Data extracted from a collection:
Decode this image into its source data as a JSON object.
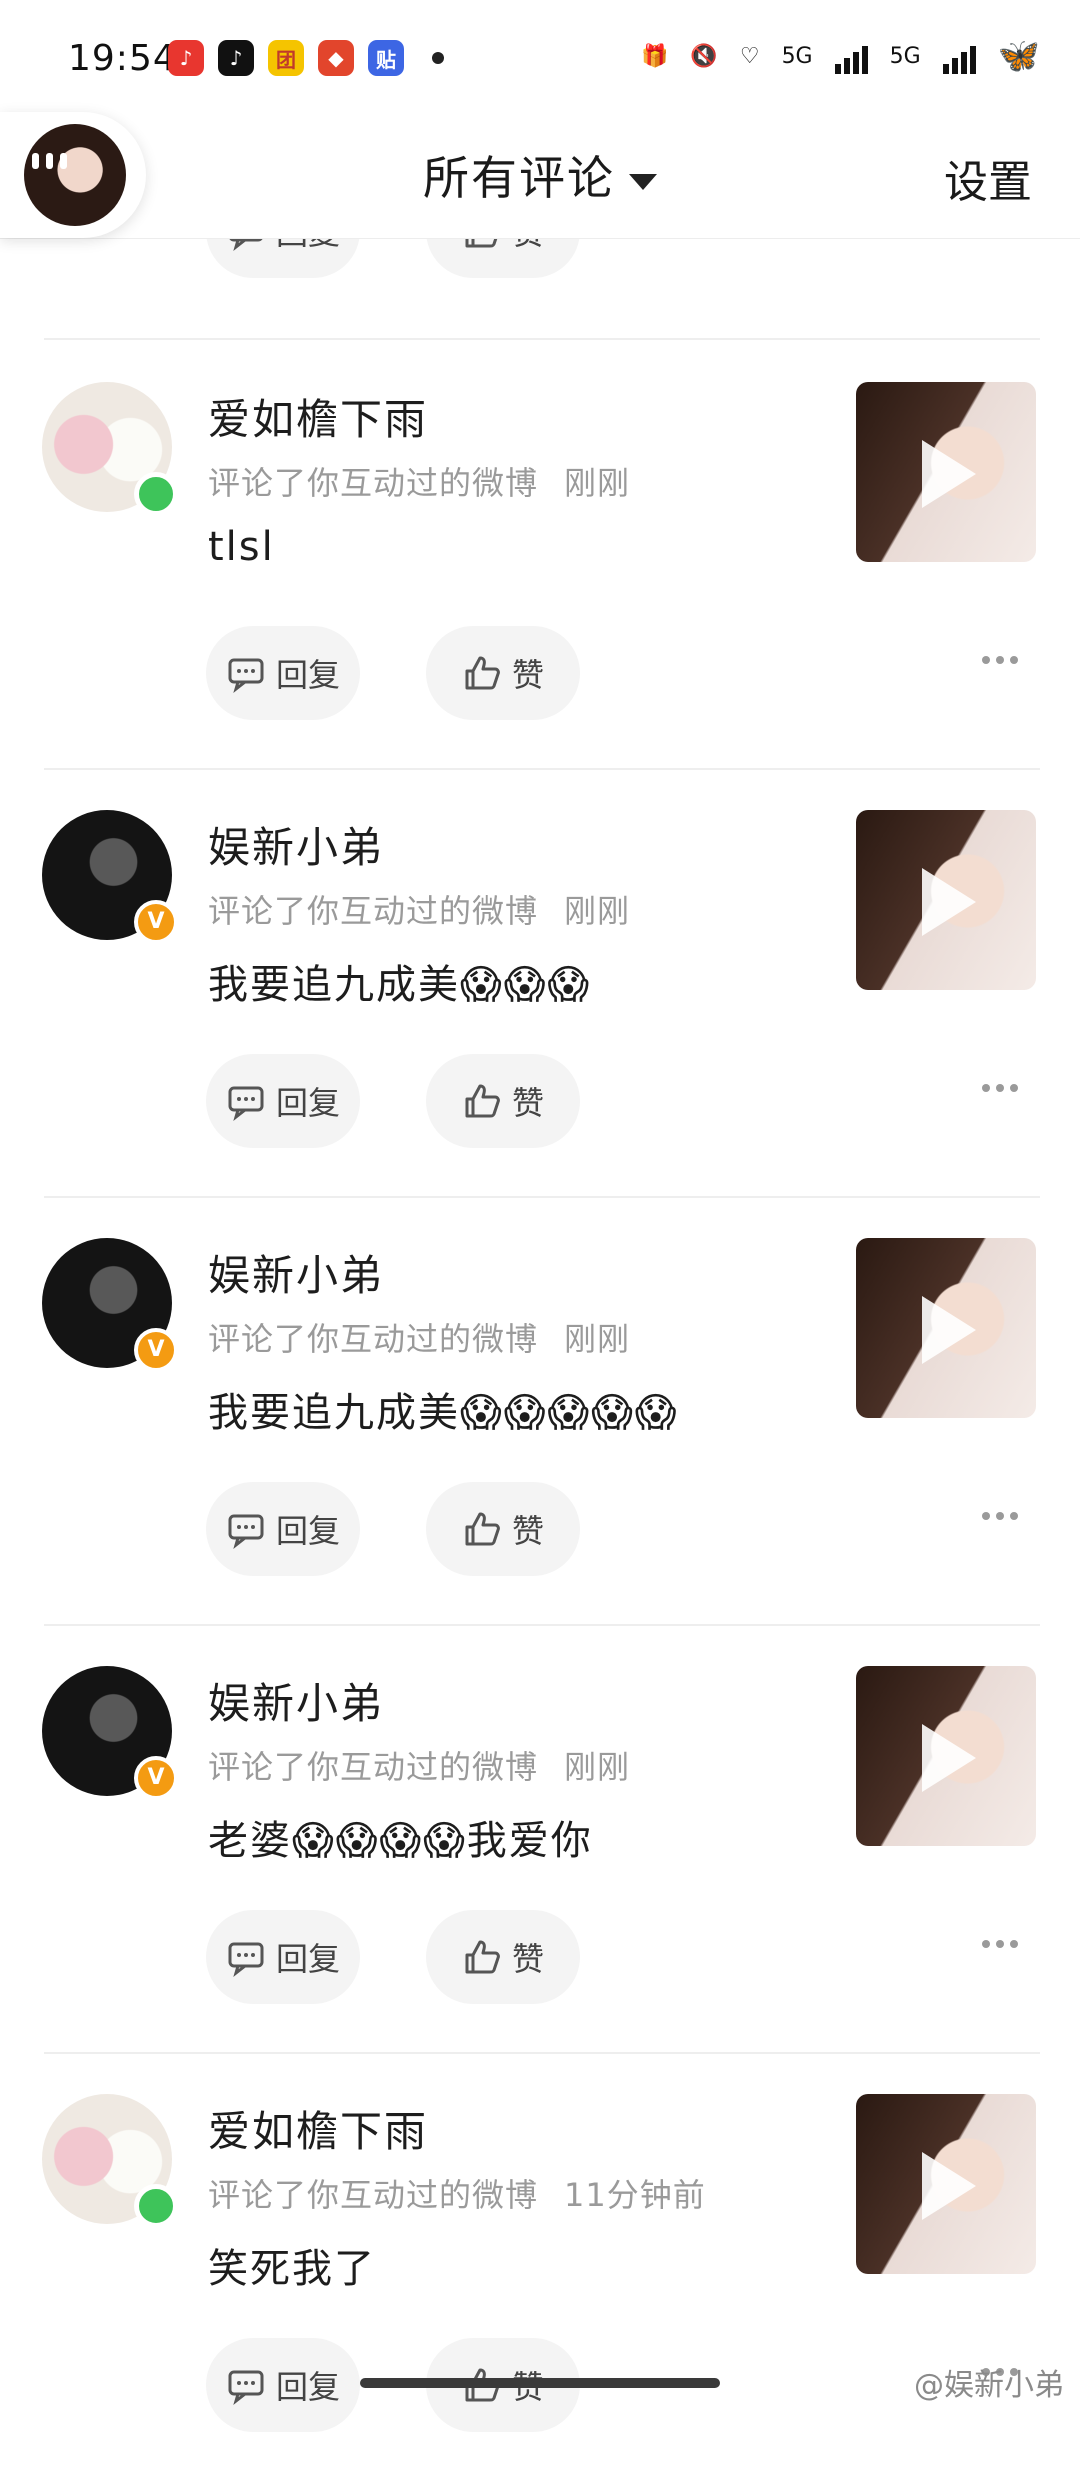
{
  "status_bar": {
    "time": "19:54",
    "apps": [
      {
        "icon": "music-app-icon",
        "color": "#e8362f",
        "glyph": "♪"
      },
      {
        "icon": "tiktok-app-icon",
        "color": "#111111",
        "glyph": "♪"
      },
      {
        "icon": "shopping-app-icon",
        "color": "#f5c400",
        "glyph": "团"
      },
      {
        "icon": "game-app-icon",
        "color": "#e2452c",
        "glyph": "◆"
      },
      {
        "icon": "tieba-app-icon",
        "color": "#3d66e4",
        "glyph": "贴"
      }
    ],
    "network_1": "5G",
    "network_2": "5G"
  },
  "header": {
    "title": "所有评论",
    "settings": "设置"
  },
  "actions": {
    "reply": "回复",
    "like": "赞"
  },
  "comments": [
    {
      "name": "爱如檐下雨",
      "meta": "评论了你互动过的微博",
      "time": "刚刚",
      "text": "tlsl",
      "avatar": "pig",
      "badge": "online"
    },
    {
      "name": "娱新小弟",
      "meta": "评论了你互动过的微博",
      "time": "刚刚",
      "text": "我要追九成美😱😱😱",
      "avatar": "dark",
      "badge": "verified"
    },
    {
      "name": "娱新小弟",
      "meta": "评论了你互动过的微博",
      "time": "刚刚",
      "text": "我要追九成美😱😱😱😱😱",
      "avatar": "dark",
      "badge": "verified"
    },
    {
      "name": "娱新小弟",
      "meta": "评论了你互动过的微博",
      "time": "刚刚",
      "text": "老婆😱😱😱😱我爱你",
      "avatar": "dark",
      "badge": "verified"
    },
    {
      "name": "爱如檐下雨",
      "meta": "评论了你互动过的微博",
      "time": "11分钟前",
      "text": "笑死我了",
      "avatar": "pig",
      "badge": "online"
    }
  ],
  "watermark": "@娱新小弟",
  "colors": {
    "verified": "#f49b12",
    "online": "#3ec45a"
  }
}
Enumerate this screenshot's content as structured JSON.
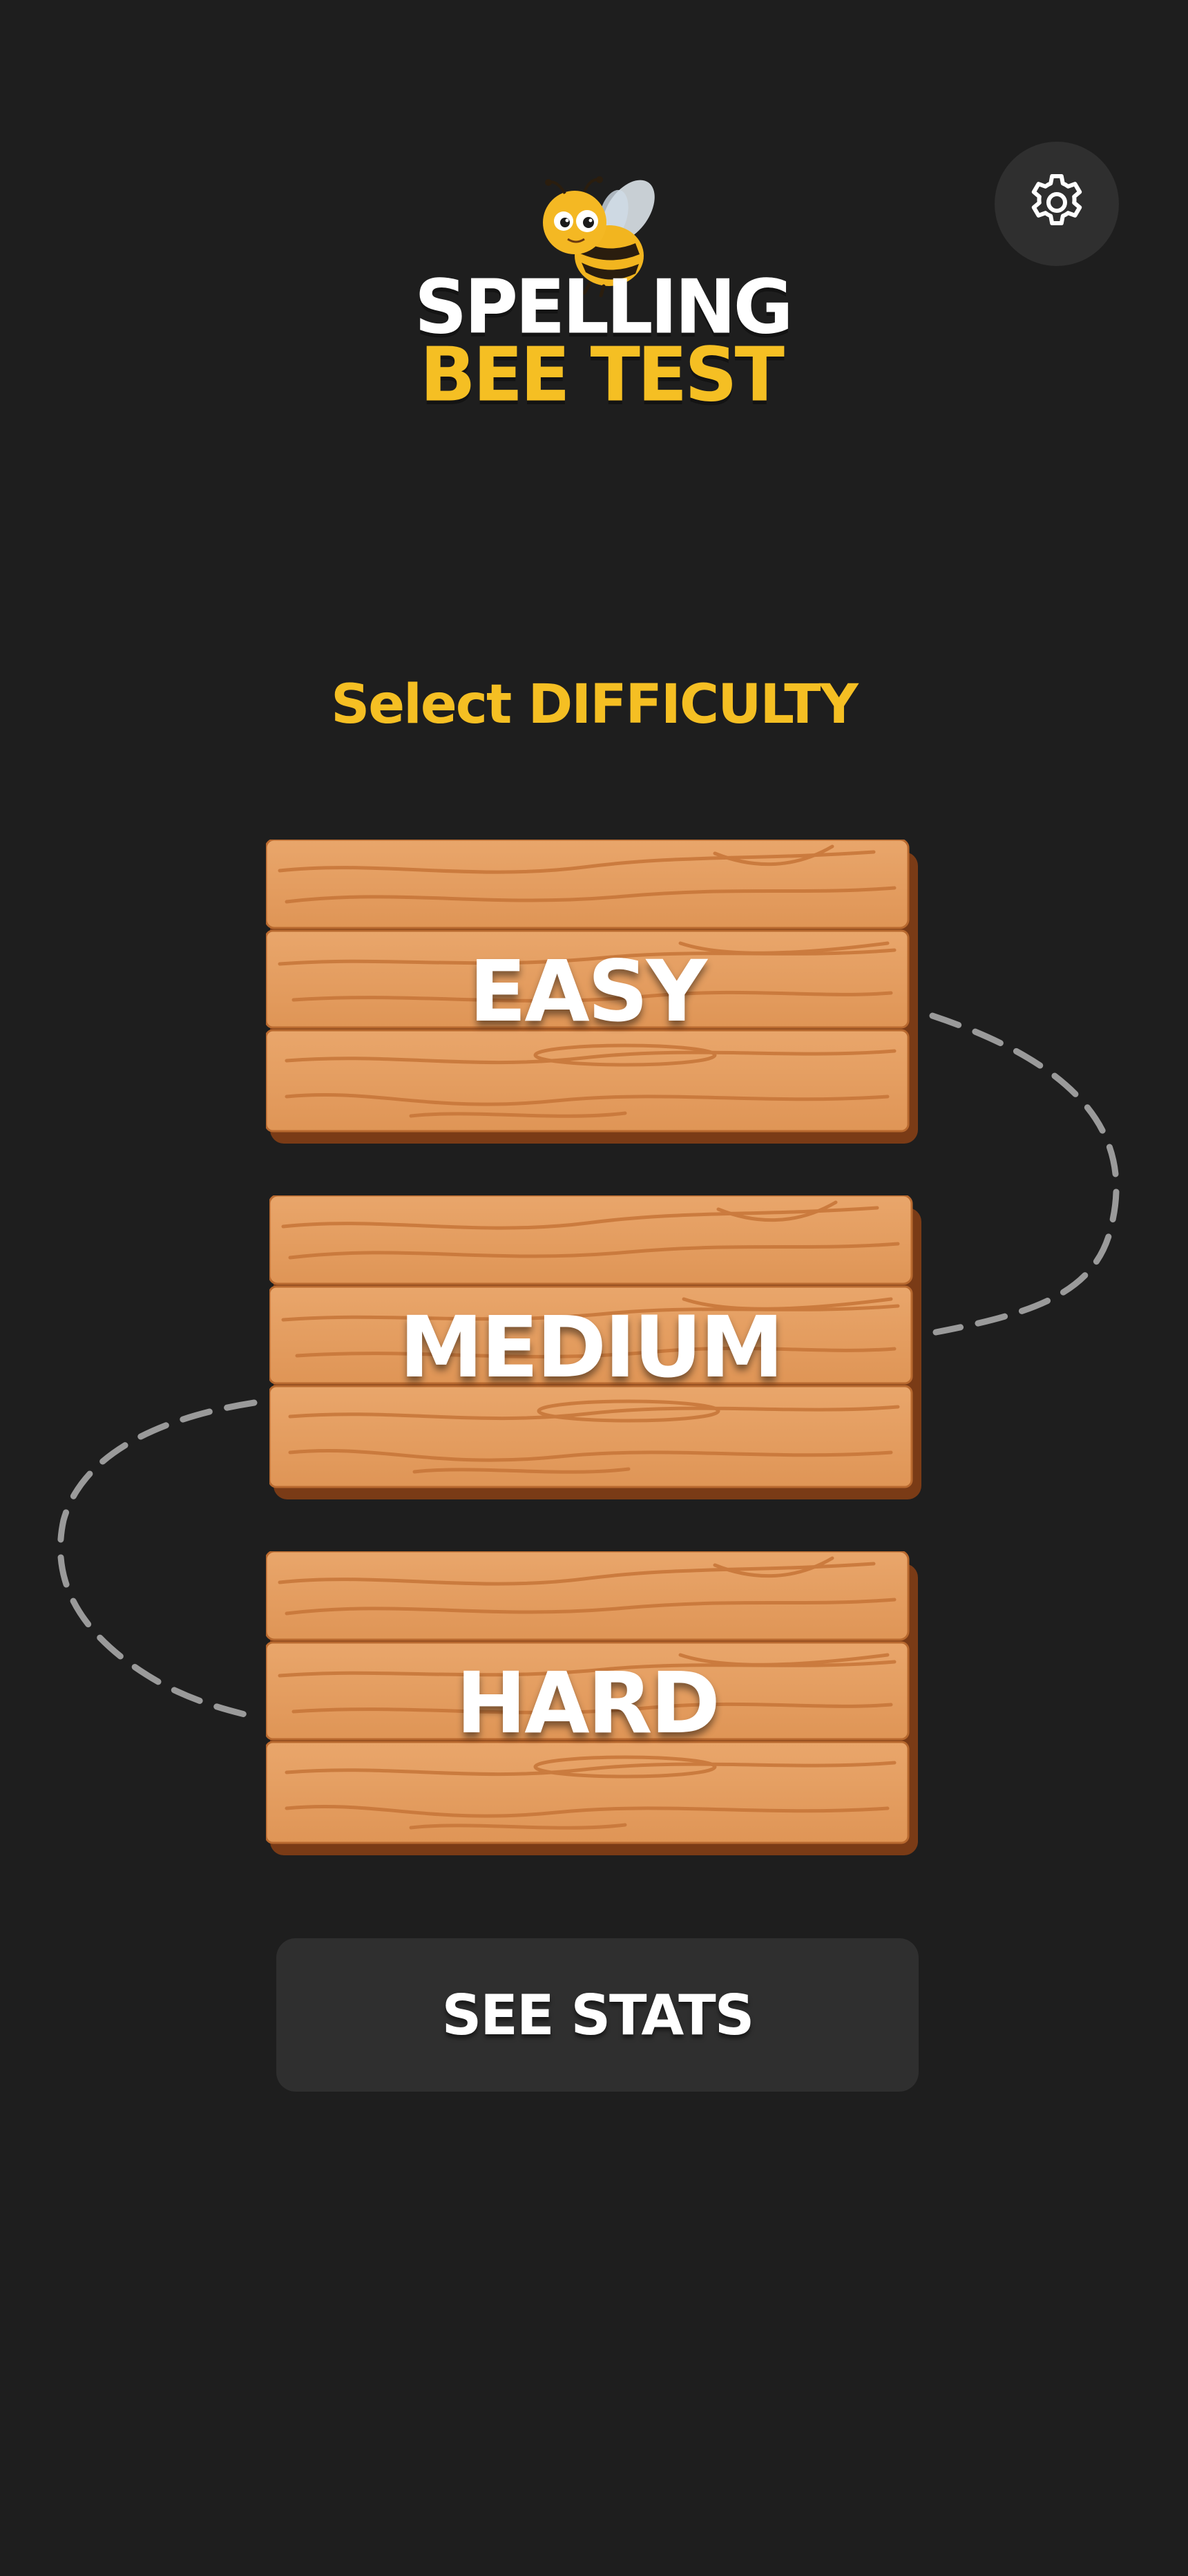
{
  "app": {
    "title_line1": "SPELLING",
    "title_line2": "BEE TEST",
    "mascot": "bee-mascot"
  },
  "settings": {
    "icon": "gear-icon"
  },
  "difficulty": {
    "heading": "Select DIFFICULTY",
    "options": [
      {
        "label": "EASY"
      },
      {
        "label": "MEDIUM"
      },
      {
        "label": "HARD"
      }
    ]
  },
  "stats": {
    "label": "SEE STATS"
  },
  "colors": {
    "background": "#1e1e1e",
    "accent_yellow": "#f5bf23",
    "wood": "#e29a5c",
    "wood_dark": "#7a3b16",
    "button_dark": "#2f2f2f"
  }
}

To do =
Of all the lines above, how many contain the word "text"? Give the number and nothing else.

Task output =
5